━━ Dataset ━━

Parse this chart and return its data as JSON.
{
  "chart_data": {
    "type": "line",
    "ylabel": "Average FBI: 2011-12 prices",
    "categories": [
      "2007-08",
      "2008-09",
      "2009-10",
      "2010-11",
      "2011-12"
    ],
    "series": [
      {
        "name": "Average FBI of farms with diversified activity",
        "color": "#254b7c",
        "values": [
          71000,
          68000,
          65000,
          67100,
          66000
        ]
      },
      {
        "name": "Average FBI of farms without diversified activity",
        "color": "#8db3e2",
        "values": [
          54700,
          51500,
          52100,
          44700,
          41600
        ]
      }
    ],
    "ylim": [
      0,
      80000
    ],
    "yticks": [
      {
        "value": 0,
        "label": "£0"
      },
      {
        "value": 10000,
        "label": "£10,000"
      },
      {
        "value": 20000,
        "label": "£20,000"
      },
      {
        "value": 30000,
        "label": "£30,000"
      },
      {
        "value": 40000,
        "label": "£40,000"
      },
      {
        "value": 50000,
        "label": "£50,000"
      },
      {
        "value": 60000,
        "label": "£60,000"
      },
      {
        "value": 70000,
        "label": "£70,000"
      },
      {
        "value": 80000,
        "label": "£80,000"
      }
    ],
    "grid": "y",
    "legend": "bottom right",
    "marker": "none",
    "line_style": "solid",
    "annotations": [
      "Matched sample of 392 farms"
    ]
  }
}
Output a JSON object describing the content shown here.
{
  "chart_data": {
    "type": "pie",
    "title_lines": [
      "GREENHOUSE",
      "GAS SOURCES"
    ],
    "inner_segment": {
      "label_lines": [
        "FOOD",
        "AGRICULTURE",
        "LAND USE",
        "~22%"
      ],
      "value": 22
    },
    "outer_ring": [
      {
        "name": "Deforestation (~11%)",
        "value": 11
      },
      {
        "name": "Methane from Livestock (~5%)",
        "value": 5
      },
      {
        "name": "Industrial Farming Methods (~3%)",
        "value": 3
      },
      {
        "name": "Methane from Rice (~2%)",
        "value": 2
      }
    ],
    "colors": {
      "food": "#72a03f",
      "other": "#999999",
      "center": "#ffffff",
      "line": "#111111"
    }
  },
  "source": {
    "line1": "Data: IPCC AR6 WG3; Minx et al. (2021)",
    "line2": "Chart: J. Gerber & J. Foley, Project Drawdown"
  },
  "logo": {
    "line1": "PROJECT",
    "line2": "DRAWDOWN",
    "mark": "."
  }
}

━━━

• _Set task_:
Show each line holding the word "farms".

• _Reply_:
        "name": "Average FBI of farms with diversified activity",
        "name": "Average FBI of farms without diversified activity",
      "Matched sample of 392 farms"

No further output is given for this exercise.